→ **TASK OBJECTIVE**:
Please repeat all of the lines that follow, exactly as written.

→ **SUPPLIED ENTRIES**:
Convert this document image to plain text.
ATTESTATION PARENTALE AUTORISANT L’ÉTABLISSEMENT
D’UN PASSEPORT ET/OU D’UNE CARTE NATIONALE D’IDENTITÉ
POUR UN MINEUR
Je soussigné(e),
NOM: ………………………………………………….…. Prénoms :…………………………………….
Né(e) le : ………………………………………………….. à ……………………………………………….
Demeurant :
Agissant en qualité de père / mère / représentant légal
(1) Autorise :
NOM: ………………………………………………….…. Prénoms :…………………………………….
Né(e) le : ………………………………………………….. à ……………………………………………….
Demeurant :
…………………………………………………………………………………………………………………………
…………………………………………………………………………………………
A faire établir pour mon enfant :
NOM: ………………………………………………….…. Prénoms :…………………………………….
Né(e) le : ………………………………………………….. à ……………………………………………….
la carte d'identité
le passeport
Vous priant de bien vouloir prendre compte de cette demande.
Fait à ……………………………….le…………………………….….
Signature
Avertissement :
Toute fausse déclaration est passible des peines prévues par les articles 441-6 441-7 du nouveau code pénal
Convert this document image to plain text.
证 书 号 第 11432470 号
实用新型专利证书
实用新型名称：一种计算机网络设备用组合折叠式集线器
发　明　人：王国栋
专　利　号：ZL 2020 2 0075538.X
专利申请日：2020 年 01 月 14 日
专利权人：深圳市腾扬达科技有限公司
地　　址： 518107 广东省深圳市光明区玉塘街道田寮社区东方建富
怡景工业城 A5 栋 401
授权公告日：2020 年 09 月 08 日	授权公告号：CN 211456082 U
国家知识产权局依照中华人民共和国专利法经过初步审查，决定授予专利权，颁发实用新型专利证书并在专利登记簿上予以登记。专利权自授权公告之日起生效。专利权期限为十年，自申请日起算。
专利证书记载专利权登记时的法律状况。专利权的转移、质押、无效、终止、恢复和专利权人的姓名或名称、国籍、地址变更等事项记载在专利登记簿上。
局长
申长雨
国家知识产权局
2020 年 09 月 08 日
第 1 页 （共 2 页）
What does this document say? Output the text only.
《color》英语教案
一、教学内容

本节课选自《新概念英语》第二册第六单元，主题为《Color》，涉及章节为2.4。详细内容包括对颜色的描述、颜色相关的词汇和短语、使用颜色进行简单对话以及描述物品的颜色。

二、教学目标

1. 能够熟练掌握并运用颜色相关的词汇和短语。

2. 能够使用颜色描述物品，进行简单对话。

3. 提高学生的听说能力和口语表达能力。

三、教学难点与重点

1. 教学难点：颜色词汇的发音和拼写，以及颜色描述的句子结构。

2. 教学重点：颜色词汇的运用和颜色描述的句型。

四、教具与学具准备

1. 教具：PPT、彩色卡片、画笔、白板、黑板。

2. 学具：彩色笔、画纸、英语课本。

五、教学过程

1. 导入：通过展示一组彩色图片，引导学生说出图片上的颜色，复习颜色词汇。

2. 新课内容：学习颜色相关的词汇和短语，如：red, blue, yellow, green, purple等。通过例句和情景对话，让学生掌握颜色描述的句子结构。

→ **EXERCISE SOLUTION**:
Convert this document image to plain text.
ATTESTATION PARENTALE AUTORISANT L’ÉTABLISSEMENT
D’UN PASSEPORT ET/OU D’UNE CARTE NATIONALE D’IDENTITÉ
POUR UN MINEUR
Je soussigné(e),
NOM: ………………………………………………….…. Prénoms :…………………………………….
Né(e) le : ………………………………………………….. à ……………………………………………….
Demeurant :
Agissant en qualité de père / mère / représentant légal
(1) Autorise :
NOM: ………………………………………………….…. Prénoms :…………………………………….
Né(e) le : ………………………………………………….. à ……………………………………………….
Demeurant :
…………………………………………………………………………………………………………………………
…………………………………………………………………………………………
A faire établir pour mon enfant :
NOM: ………………………………………………….…. Prénoms :…………………………………….
Né(e) le : ………………………………………………….. à ……………………………………………….
la carte d'identité
le passeport
Vous priant de bien vouloir prendre compte de cette demande.
Fait à ……………………………….le…………………………….….
Signature
Avertissement :
Toute fausse déclaration est passible des peines prévues par les articles 441-6 441-7 du nouveau code pénal
Convert this document image to plain text.
证 书 号 第 11432470 号
实用新型专利证书
实用新型名称：一种计算机网络设备用组合折叠式集线器
发　明　人：王国栋
专　利　号：ZL 2020 2 0075538.X
专利申请日：2020 年 01 月 14 日
专利权人：深圳市腾扬达科技有限公司
地　　址： 518107 广东省深圳市光明区玉塘街道田寮社区东方建富
怡景工业城 A5 栋 401
授权公告日：2020 年 09 月 08 日	授权公告号：CN 211456082 U
国家知识产权局依照中华人民共和国专利法经过初步审查，决定授予专利权，颁发实用新型专利证书并在专利登记簿上予以登记。专利权自授权公告之日起生效。专利权期限为十年，自申请日起算。
专利证书记载专利权登记时的法律状况。专利权的转移、质押、无效、终止、恢复和专利权人的姓名或名称、国籍、地址变更等事项记载在专利登记簿上。
局长
申长雨
国家知识产权局
2020 年 09 月 08 日
第 1 页 （共 2 页）
What does this document say? Output the text only.
《color》英语教案
一、教学内容

本节课选自《新概念英语》第二册第六单元，主题为《Color》，涉及章节为2.4。详细内容包括对颜色的描述、颜色相关的词汇和短语、使用颜色进行简单对话以及描述物品的颜色。

二、教学目标

1. 能够熟练掌握并运用颜色相关的词汇和短语。

2. 能够使用颜色描述物品，进行简单对话。

3. 提高学生的听说能力和口语表达能力。

三、教学难点与重点

1. 教学难点：颜色词汇的发音和拼写，以及颜色描述的句子结构。

2. 教学重点：颜色词汇的运用和颜色描述的句型。

四、教具与学具准备

1. 教具：PPT、彩色卡片、画笔、白板、黑板。

2. 学具：彩色笔、画纸、英语课本。

五、教学过程

1. 导入：通过展示一组彩色图片，引导学生说出图片上的颜色，复习颜色词汇。

2. 新课内容：学习颜色相关的词汇和短语，如：red, blue, yellow, green, purple等。通过例句和情景对话，让学生掌握颜色描述的句子结构。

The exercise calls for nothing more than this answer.